__What needs to be done__
Records follow. Select each line holding "fiber".

__Extracted records__
-- Begin --

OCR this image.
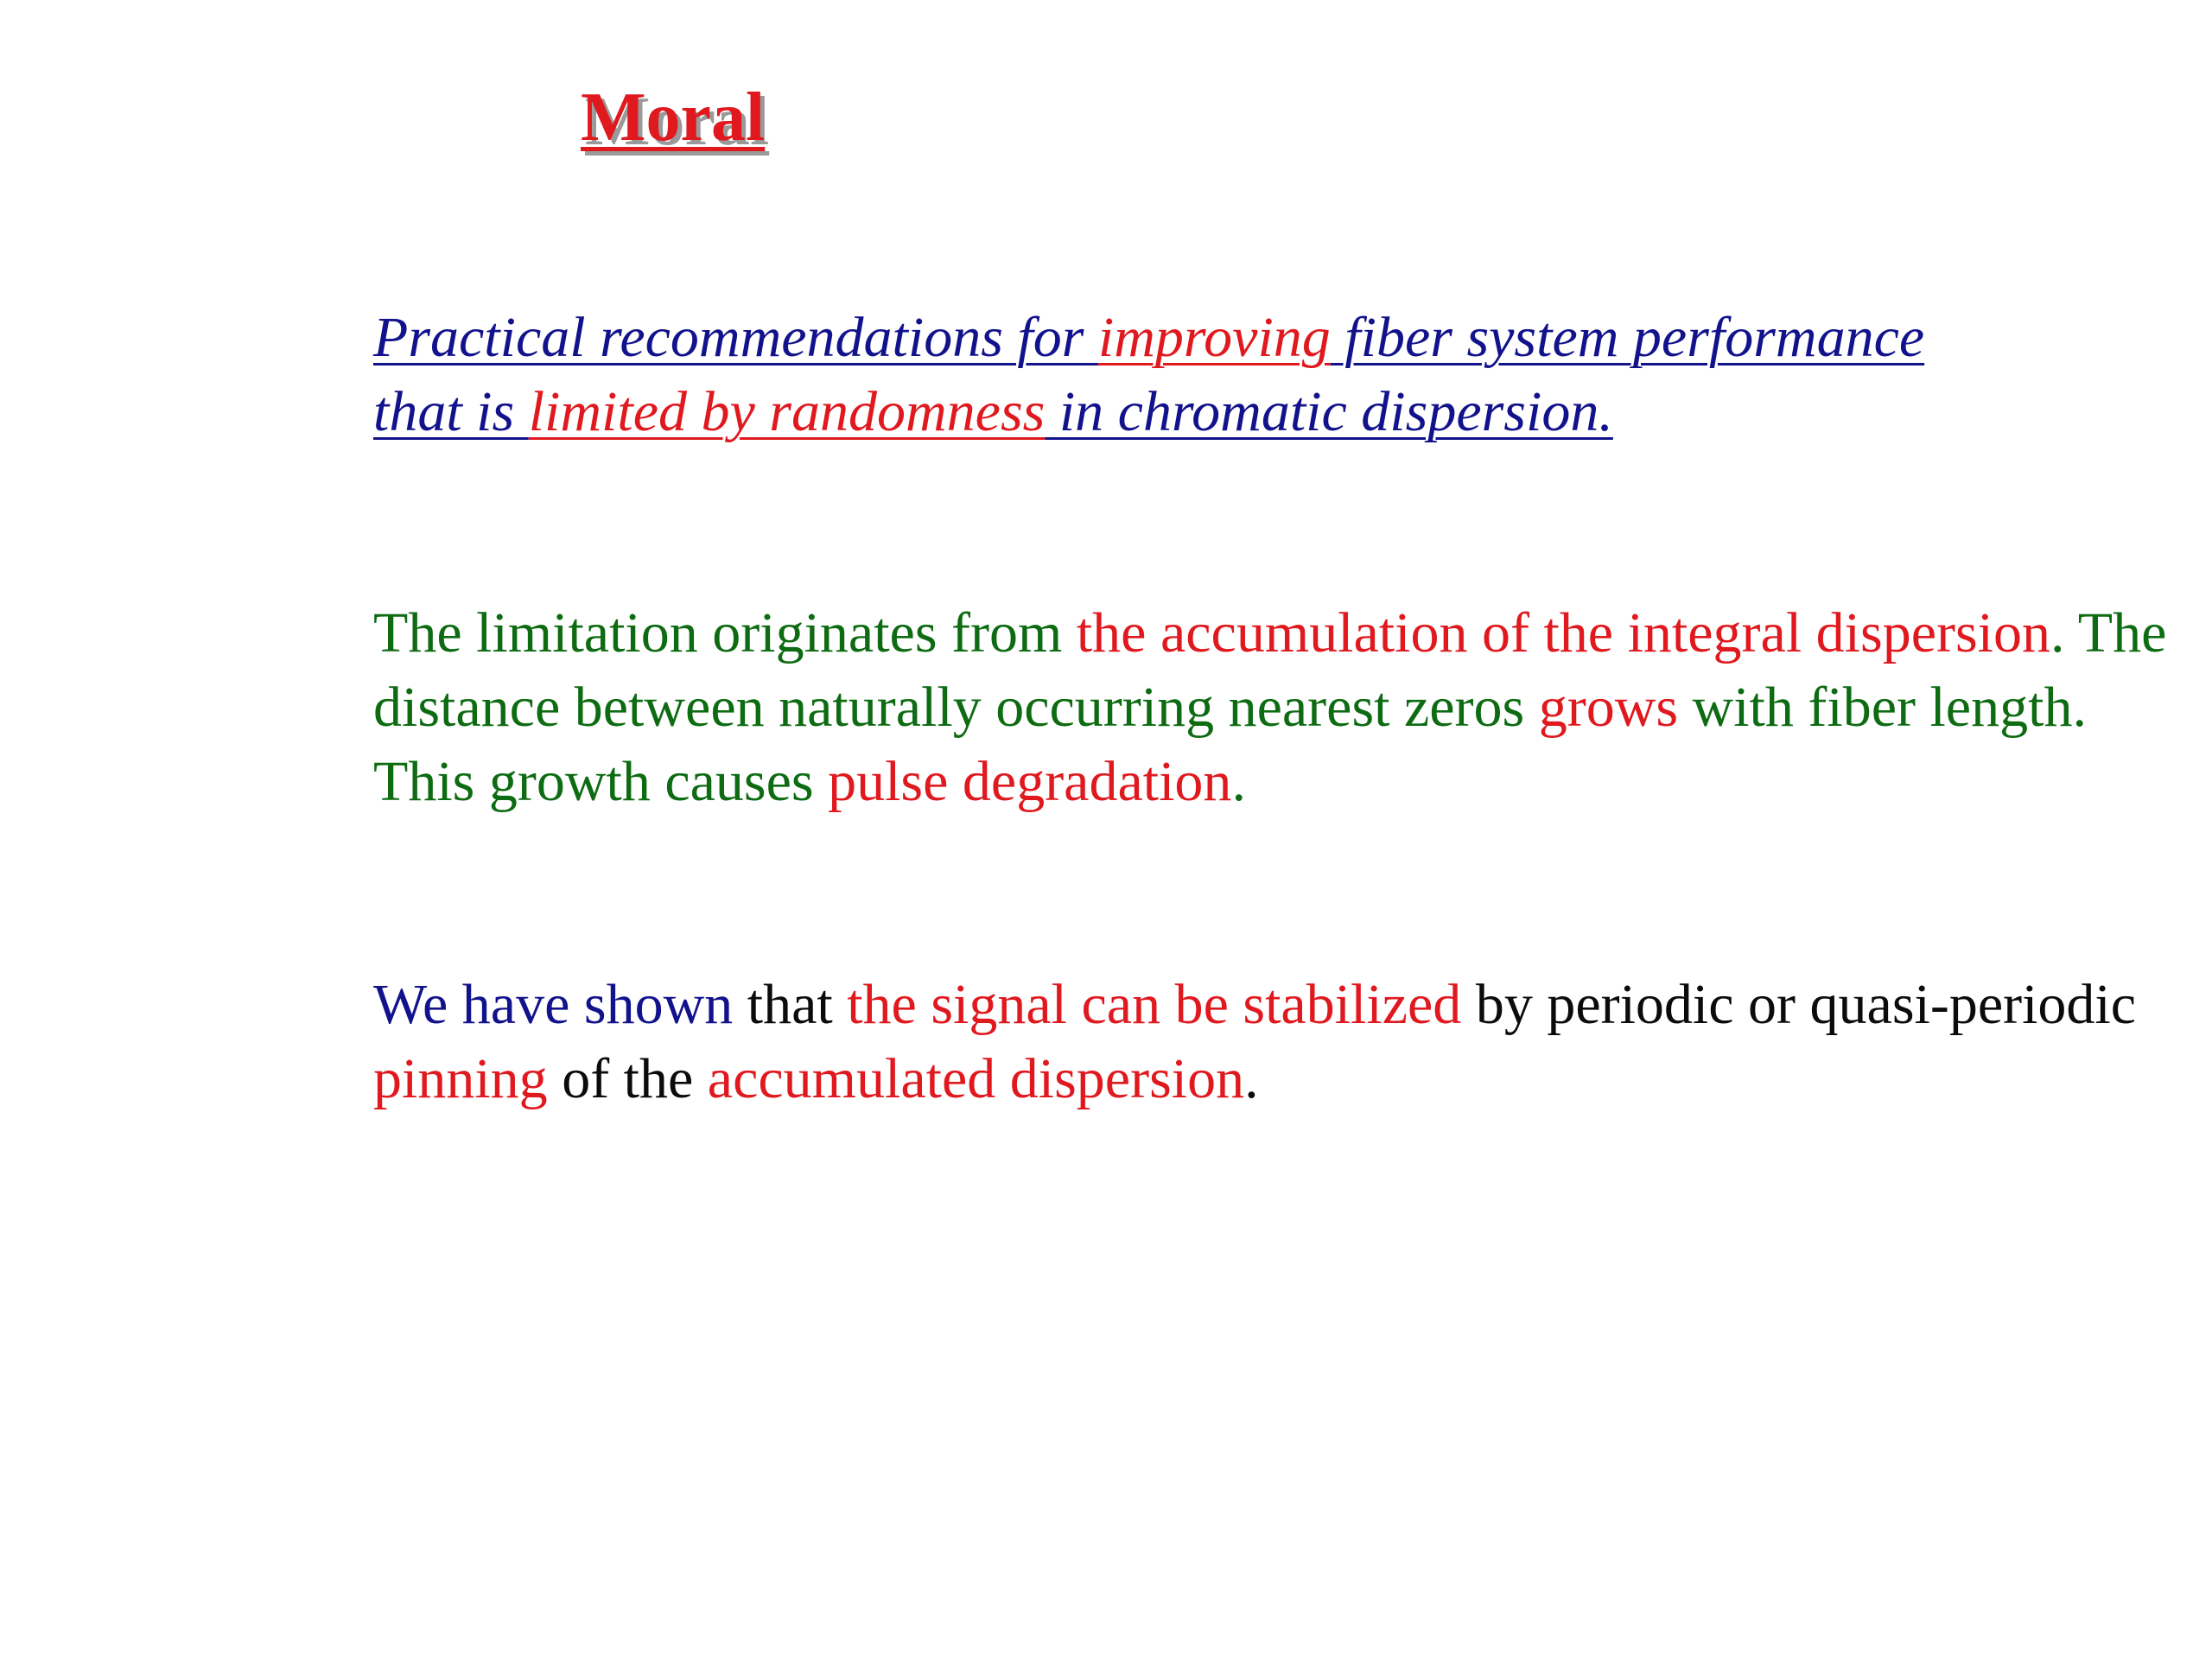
Moral
Practical recommendations for improving fiber system performance
that is limited by randomness in chromatic dispersion.
The limitation originates from the accumulation of the integral dispersion. The distance between naturally occurring nearest zeros grows with fiber length. This growth causes pulse degradation.
We have shown that the signal can be stabilized by periodic or quasi-periodic pinning of the accumulated dispersion.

-- End --

__Answer to the task__
Practical recommendations for improving fiber system performance
The limitation originates from the accumulation of the integral dispersion. The distance between naturally occurring nearest zeros grows with fiber length. This growth causes pulse degradation.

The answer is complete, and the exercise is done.